Requirement: Reproduce each record exactly.

Exercise data:

####

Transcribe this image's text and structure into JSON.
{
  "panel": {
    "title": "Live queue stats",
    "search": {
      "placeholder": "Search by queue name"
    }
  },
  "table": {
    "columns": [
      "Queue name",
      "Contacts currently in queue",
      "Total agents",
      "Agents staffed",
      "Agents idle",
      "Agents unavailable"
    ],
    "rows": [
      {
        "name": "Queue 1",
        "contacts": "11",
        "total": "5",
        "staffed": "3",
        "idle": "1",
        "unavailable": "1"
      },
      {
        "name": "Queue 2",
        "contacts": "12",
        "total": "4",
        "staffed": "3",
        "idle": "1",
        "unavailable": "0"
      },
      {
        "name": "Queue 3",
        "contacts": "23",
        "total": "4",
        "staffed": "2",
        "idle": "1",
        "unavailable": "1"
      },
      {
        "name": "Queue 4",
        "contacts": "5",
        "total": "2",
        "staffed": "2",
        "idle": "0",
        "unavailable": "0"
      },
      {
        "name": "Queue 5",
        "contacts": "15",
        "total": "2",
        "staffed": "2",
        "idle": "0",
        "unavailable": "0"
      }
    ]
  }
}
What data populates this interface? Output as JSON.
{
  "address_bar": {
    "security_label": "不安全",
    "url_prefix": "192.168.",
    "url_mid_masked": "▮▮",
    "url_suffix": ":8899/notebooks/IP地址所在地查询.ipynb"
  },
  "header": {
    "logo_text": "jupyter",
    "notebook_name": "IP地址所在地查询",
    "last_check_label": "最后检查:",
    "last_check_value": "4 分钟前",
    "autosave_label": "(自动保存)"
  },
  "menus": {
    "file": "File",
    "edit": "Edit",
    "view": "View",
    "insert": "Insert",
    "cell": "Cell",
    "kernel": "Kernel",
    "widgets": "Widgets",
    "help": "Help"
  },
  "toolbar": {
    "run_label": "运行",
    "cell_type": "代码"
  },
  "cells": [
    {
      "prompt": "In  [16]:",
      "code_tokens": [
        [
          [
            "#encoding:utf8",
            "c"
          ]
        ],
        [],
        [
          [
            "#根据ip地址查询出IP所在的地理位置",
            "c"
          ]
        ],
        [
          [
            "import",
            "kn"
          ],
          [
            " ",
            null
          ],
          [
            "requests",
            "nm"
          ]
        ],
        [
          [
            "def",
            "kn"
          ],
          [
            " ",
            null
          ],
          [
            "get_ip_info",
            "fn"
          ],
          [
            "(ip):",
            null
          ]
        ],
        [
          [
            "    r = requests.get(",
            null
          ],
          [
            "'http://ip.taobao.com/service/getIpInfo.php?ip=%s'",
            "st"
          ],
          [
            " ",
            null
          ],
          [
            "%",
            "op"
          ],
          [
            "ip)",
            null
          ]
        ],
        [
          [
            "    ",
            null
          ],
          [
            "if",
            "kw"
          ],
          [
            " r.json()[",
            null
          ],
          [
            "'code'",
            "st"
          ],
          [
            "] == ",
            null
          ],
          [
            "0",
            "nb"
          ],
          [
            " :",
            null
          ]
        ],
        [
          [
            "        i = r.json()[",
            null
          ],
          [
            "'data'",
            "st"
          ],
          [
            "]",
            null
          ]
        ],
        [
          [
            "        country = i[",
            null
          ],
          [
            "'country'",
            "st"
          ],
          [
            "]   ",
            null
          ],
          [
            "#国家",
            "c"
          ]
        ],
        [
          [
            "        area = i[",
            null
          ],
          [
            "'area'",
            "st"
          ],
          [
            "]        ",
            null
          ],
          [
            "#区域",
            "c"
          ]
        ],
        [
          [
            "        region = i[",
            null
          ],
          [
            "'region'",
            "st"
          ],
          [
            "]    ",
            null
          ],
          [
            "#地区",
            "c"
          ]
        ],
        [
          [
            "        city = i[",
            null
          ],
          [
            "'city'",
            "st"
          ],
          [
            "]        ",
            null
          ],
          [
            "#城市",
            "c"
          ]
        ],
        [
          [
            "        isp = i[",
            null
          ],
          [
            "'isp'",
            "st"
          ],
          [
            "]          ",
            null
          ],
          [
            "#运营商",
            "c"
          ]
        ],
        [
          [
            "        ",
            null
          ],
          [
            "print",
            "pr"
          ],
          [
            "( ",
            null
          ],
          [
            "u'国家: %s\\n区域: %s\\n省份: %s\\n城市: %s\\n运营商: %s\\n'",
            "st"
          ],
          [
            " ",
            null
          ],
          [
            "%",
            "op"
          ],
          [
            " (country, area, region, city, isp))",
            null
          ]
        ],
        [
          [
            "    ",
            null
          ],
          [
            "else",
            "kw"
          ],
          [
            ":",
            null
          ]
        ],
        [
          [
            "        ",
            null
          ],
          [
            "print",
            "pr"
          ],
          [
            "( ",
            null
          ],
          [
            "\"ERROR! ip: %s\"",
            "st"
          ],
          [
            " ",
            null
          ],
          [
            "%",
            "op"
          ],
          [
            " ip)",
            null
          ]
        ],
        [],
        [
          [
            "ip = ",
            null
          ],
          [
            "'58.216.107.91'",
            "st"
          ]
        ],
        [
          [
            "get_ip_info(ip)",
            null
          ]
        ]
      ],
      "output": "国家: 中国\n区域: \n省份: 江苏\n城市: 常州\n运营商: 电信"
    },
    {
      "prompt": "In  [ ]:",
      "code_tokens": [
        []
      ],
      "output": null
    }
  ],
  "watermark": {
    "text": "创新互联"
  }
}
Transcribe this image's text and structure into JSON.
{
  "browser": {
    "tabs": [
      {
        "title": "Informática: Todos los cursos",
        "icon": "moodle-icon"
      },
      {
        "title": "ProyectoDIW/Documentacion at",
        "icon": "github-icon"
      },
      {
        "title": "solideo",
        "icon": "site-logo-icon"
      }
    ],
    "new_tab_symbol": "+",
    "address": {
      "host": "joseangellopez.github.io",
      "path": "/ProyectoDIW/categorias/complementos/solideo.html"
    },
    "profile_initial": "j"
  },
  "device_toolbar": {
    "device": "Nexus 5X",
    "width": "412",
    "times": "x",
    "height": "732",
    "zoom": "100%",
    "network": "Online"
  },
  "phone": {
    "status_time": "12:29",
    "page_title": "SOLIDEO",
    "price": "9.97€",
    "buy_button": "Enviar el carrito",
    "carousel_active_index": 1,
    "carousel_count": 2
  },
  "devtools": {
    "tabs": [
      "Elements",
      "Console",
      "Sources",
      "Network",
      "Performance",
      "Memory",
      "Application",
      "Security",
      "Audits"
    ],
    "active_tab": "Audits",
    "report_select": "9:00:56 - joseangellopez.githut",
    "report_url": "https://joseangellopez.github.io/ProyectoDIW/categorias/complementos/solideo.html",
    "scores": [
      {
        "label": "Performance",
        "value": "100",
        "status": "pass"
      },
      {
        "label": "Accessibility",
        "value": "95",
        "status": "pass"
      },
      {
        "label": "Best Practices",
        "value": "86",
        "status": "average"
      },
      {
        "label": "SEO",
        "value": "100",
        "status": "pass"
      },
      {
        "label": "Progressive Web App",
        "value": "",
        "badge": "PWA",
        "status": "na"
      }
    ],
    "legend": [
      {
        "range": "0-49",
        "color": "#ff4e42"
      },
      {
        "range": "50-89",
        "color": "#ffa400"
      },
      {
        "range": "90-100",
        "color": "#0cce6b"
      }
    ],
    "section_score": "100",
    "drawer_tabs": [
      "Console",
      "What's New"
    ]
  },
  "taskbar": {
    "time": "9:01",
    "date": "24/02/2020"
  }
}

####

Answer to the exercise:
Transcribe this image's text and structure into JSON.
{
  "panel": {
    "title": "Live queue stats",
    "search": {
      "placeholder": "Search by queue name"
    }
  },
  "table": {
    "columns": [
      "Queue name",
      "Contacts currently in queue",
      "Total agents",
      "Agents staffed",
      "Agents idle",
      "Agents unavailable"
    ],
    "rows": [
      {
        "name": "Queue 1",
        "contacts": "11",
        "total": "5",
        "staffed": "3",
        "idle": "1",
        "unavailable": "1"
      },
      {
        "name": "Queue 2",
        "contacts": "12",
        "total": "4",
        "staffed": "3",
        "idle": "1",
        "unavailable": "0"
      },
      {
        "name": "Queue 3",
        "contacts": "23",
        "total": "4",
        "staffed": "2",
        "idle": "1",
        "unavailable": "1"
      },
      {
        "name": "Queue 4",
        "contacts": "5",
        "total": "2",
        "staffed": "2",
        "idle": "0",
        "unavailable": "0"
      },
      {
        "name": "Queue 5",
        "contacts": "15",
        "total": "2",
        "staffed": "2",
        "idle": "0",
        "unavailable": "0"
      }
    ]
  }
}
What data populates this interface? Output as JSON.
{
  "address_bar": {
    "security_label": "不安全",
    "url_prefix": "192.168.",
    "url_mid_masked": "▮▮",
    "url_suffix": ":8899/notebooks/IP地址所在地查询.ipynb"
  },
  "header": {
    "logo_text": "jupyter",
    "notebook_name": "IP地址所在地查询",
    "last_check_label": "最后检查:",
    "last_check_value": "4 分钟前",
    "autosave_label": "(自动保存)"
  },
  "menus": {
    "file": "File",
    "edit": "Edit",
    "view": "View",
    "insert": "Insert",
    "cell": "Cell",
    "kernel": "Kernel",
    "widgets": "Widgets",
    "help": "Help"
  },
  "toolbar": {
    "run_label": "运行",
    "cell_type": "代码"
  },
  "cells": [
    {
      "prompt": "In  [16]:",
      "code_tokens": [
        [
          [
            "#encoding:utf8",
            "c"
          ]
        ],
        [],
        [
          [
            "#根据ip地址查询出IP所在的地理位置",
            "c"
          ]
        ],
        [
          [
            "import",
            "kn"
          ],
          [
            " ",
            null
          ],
          [
            "requests",
            "nm"
          ]
        ],
        [
          [
            "def",
            "kn"
          ],
          [
            " ",
            null
          ],
          [
            "get_ip_info",
            "fn"
          ],
          [
            "(ip):",
            null
          ]
        ],
        [
          [
            "    r = requests.get(",
            null
          ],
          [
            "'http://ip.taobao.com/service/getIpInfo.php?ip=%s'",
            "st"
          ],
          [
            " ",
            null
          ],
          [
            "%",
            "op"
          ],
          [
            "ip)",
            null
          ]
        ],
        [
          [
            "    ",
            null
          ],
          [
            "if",
            "kw"
          ],
          [
            " r.json()[",
            null
          ],
          [
            "'code'",
            "st"
          ],
          [
            "] == ",
            null
          ],
          [
            "0",
            "nb"
          ],
          [
            " :",
            null
          ]
        ],
        [
          [
            "        i = r.json()[",
            null
          ],
          [
            "'data'",
            "st"
          ],
          [
            "]",
            null
          ]
        ],
        [
          [
            "        country = i[",
            null
          ],
          [
            "'country'",
            "st"
          ],
          [
            "]   ",
            null
          ],
          [
            "#国家",
            "c"
          ]
        ],
        [
          [
            "        area = i[",
            null
          ],
          [
            "'area'",
            "st"
          ],
          [
            "]        ",
            null
          ],
          [
            "#区域",
            "c"
          ]
        ],
        [
          [
            "        region = i[",
            null
          ],
          [
            "'region'",
            "st"
          ],
          [
            "]    ",
            null
          ],
          [
            "#地区",
            "c"
          ]
        ],
        [
          [
            "        city = i[",
            null
          ],
          [
            "'city'",
            "st"
          ],
          [
            "]        ",
            null
          ],
          [
            "#城市",
            "c"
          ]
        ],
        [
          [
            "        isp = i[",
            null
          ],
          [
            "'isp'",
            "st"
          ],
          [
            "]          ",
            null
          ],
          [
            "#运营商",
            "c"
          ]
        ],
        [
          [
            "        ",
            null
          ],
          [
            "print",
            "pr"
          ],
          [
            "( ",
            null
          ],
          [
            "u'国家: %s\\n区域: %s\\n省份: %s\\n城市: %s\\n运营商: %s\\n'",
            "st"
          ],
          [
            " ",
            null
          ],
          [
            "%",
            "op"
          ],
          [
            " (country, area, region, city, isp))",
            null
          ]
        ],
        [
          [
            "    ",
            null
          ],
          [
            "else",
            "kw"
          ],
          [
            ":",
            null
          ]
        ],
        [
          [
            "        ",
            null
          ],
          [
            "print",
            "pr"
          ],
          [
            "( ",
            null
          ],
          [
            "\"ERROR! ip: %s\"",
            "st"
          ],
          [
            " ",
            null
          ],
          [
            "%",
            "op"
          ],
          [
            " ip)",
            null
          ]
        ],
        [],
        [
          [
            "ip = ",
            null
          ],
          [
            "'58.216.107.91'",
            "st"
          ]
        ],
        [
          [
            "get_ip_info(ip)",
            null
          ]
        ]
      ],
      "output": "国家: 中国\n区域: \n省份: 江苏\n城市: 常州\n运营商: 电信"
    },
    {
      "prompt": "In  [ ]:",
      "code_tokens": [
        []
      ],
      "output": null
    }
  ],
  "watermark": {
    "text": "创新互联"
  }
}
Transcribe this image's text and structure into JSON.
{
  "browser": {
    "tabs": [
      {
        "title": "Informática: Todos los cursos",
        "icon": "moodle-icon"
      },
      {
        "title": "ProyectoDIW/Documentacion at",
        "icon": "github-icon"
      },
      {
        "title": "solideo",
        "icon": "site-logo-icon"
      }
    ],
    "new_tab_symbol": "+",
    "address": {
      "host": "joseangellopez.github.io",
      "path": "/ProyectoDIW/categorias/complementos/solideo.html"
    },
    "profile_initial": "j"
  },
  "device_toolbar": {
    "device": "Nexus 5X",
    "width": "412",
    "times": "x",
    "height": "732",
    "zoom": "100%",
    "network": "Online"
  },
  "phone": {
    "status_time": "12:29",
    "page_title": "SOLIDEO",
    "price": "9.97€",
    "buy_button": "Enviar el carrito",
    "carousel_active_index": 1,
    "carousel_count": 2
  },
  "devtools": {
    "tabs": [
      "Elements",
      "Console",
      "Sources",
      "Network",
      "Performance",
      "Memory",
      "Application",
      "Security",
      "Audits"
    ],
    "active_tab": "Audits",
    "report_select": "9:00:56 - joseangellopez.githut",
    "report_url": "https://joseangellopez.github.io/ProyectoDIW/categorias/complementos/solideo.html",
    "scores": [
      {
        "label": "Performance",
        "value": "100",
        "status": "pass"
      },
      {
        "label": "Accessibility",
        "value": "95",
        "status": "pass"
      },
      {
        "label": "Best Practices",
        "value": "86",
        "status": "average"
      },
      {
        "label": "SEO",
        "value": "100",
        "status": "pass"
      },
      {
        "label": "Progressive Web App",
        "value": "",
        "badge": "PWA",
        "status": "na"
      }
    ],
    "legend": [
      {
        "range": "0-49",
        "color": "#ff4e42"
      },
      {
        "range": "50-89",
        "color": "#ffa400"
      },
      {
        "range": "90-100",
        "color": "#0cce6b"
      }
    ],
    "section_score": "100",
    "drawer_tabs": [
      "Console",
      "What's New"
    ]
  },
  "taskbar": {
    "time": "9:01",
    "date": "24/02/2020"
  }
}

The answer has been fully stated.